» Dataset rows

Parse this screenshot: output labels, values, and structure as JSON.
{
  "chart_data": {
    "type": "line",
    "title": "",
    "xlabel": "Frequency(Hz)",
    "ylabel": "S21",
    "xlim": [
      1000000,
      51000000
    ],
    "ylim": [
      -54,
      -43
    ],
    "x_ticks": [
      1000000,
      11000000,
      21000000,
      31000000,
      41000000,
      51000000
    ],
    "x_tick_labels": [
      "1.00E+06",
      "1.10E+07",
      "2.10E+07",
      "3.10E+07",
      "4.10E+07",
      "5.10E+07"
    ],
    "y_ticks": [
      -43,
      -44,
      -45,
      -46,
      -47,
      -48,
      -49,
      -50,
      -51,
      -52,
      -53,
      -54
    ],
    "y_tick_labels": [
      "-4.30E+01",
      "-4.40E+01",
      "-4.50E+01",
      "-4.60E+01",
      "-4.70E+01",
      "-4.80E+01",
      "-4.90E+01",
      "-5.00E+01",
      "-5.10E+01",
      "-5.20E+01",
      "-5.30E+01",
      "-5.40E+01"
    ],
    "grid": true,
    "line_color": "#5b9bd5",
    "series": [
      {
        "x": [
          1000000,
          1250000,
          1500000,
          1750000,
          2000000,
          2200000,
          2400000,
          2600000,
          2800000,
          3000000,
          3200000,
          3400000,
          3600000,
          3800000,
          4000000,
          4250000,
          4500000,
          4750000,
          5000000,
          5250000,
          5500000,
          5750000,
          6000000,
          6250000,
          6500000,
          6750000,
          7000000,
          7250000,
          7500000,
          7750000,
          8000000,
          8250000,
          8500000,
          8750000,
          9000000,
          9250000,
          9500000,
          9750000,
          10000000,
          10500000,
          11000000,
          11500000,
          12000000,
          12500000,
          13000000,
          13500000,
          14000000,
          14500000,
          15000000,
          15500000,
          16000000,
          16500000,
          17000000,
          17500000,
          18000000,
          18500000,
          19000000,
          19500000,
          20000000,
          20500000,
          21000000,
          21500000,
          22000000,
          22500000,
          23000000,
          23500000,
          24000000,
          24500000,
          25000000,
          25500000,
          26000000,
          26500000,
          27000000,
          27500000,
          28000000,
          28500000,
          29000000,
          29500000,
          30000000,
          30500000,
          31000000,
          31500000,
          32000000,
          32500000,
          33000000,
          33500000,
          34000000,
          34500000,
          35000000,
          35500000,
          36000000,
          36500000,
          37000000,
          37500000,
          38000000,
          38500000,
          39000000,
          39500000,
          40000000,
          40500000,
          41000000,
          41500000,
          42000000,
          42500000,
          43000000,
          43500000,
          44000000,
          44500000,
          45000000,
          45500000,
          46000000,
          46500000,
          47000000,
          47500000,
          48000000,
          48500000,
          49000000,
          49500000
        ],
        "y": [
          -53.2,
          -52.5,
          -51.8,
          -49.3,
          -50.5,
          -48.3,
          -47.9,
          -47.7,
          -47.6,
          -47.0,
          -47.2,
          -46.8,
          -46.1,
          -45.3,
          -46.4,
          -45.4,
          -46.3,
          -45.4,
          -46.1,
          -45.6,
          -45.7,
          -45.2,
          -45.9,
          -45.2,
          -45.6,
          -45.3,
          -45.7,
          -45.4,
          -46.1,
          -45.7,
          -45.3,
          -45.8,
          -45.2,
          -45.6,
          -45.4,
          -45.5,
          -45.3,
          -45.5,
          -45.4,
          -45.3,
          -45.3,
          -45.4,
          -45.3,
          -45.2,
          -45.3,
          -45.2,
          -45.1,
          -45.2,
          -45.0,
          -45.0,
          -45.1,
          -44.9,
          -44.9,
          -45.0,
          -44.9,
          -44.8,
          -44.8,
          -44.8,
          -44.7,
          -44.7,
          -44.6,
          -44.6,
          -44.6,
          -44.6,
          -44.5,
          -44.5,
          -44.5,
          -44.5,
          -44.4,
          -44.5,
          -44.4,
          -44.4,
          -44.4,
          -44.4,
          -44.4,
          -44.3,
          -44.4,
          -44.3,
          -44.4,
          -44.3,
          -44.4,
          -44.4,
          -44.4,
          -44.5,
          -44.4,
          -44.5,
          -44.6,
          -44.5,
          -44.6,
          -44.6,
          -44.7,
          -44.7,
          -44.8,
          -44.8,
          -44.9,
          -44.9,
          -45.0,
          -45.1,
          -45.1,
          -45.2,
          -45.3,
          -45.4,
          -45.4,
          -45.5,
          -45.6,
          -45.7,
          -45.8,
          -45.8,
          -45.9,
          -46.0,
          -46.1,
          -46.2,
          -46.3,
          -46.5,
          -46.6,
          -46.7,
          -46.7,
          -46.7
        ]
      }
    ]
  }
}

» Instructions for the task
Output the records above in their entirety, exactly.

» Solution for this exercise
Parse this screenshot: output labels, values, and structure as JSON.
{
  "chart_data": {
    "type": "line",
    "title": "",
    "xlabel": "Frequency(Hz)",
    "ylabel": "S21",
    "xlim": [
      1000000,
      51000000
    ],
    "ylim": [
      -54,
      -43
    ],
    "x_ticks": [
      1000000,
      11000000,
      21000000,
      31000000,
      41000000,
      51000000
    ],
    "x_tick_labels": [
      "1.00E+06",
      "1.10E+07",
      "2.10E+07",
      "3.10E+07",
      "4.10E+07",
      "5.10E+07"
    ],
    "y_ticks": [
      -43,
      -44,
      -45,
      -46,
      -47,
      -48,
      -49,
      -50,
      -51,
      -52,
      -53,
      -54
    ],
    "y_tick_labels": [
      "-4.30E+01",
      "-4.40E+01",
      "-4.50E+01",
      "-4.60E+01",
      "-4.70E+01",
      "-4.80E+01",
      "-4.90E+01",
      "-5.00E+01",
      "-5.10E+01",
      "-5.20E+01",
      "-5.30E+01",
      "-5.40E+01"
    ],
    "grid": true,
    "line_color": "#5b9bd5",
    "series": [
      {
        "x": [
          1000000,
          1250000,
          1500000,
          1750000,
          2000000,
          2200000,
          2400000,
          2600000,
          2800000,
          3000000,
          3200000,
          3400000,
          3600000,
          3800000,
          4000000,
          4250000,
          4500000,
          4750000,
          5000000,
          5250000,
          5500000,
          5750000,
          6000000,
          6250000,
          6500000,
          6750000,
          7000000,
          7250000,
          7500000,
          7750000,
          8000000,
          8250000,
          8500000,
          8750000,
          9000000,
          9250000,
          9500000,
          9750000,
          10000000,
          10500000,
          11000000,
          11500000,
          12000000,
          12500000,
          13000000,
          13500000,
          14000000,
          14500000,
          15000000,
          15500000,
          16000000,
          16500000,
          17000000,
          17500000,
          18000000,
          18500000,
          19000000,
          19500000,
          20000000,
          20500000,
          21000000,
          21500000,
          22000000,
          22500000,
          23000000,
          23500000,
          24000000,
          24500000,
          25000000,
          25500000,
          26000000,
          26500000,
          27000000,
          27500000,
          28000000,
          28500000,
          29000000,
          29500000,
          30000000,
          30500000,
          31000000,
          31500000,
          32000000,
          32500000,
          33000000,
          33500000,
          34000000,
          34500000,
          35000000,
          35500000,
          36000000,
          36500000,
          37000000,
          37500000,
          38000000,
          38500000,
          39000000,
          39500000,
          40000000,
          40500000,
          41000000,
          41500000,
          42000000,
          42500000,
          43000000,
          43500000,
          44000000,
          44500000,
          45000000,
          45500000,
          46000000,
          46500000,
          47000000,
          47500000,
          48000000,
          48500000,
          49000000,
          49500000
        ],
        "y": [
          -53.2,
          -52.5,
          -51.8,
          -49.3,
          -50.5,
          -48.3,
          -47.9,
          -47.7,
          -47.6,
          -47.0,
          -47.2,
          -46.8,
          -46.1,
          -45.3,
          -46.4,
          -45.4,
          -46.3,
          -45.4,
          -46.1,
          -45.6,
          -45.7,
          -45.2,
          -45.9,
          -45.2,
          -45.6,
          -45.3,
          -45.7,
          -45.4,
          -46.1,
          -45.7,
          -45.3,
          -45.8,
          -45.2,
          -45.6,
          -45.4,
          -45.5,
          -45.3,
          -45.5,
          -45.4,
          -45.3,
          -45.3,
          -45.4,
          -45.3,
          -45.2,
          -45.3,
          -45.2,
          -45.1,
          -45.2,
          -45.0,
          -45.0,
          -45.1,
          -44.9,
          -44.9,
          -45.0,
          -44.9,
          -44.8,
          -44.8,
          -44.8,
          -44.7,
          -44.7,
          -44.6,
          -44.6,
          -44.6,
          -44.6,
          -44.5,
          -44.5,
          -44.5,
          -44.5,
          -44.4,
          -44.5,
          -44.4,
          -44.4,
          -44.4,
          -44.4,
          -44.4,
          -44.3,
          -44.4,
          -44.3,
          -44.4,
          -44.3,
          -44.4,
          -44.4,
          -44.4,
          -44.5,
          -44.4,
          -44.5,
          -44.6,
          -44.5,
          -44.6,
          -44.6,
          -44.7,
          -44.7,
          -44.8,
          -44.8,
          -44.9,
          -44.9,
          -45.0,
          -45.1,
          -45.1,
          -45.2,
          -45.3,
          -45.4,
          -45.4,
          -45.5,
          -45.6,
          -45.7,
          -45.8,
          -45.8,
          -45.9,
          -46.0,
          -46.1,
          -46.2,
          -46.3,
          -46.5,
          -46.6,
          -46.7,
          -46.7,
          -46.7
        ]
      }
    ]
  }
}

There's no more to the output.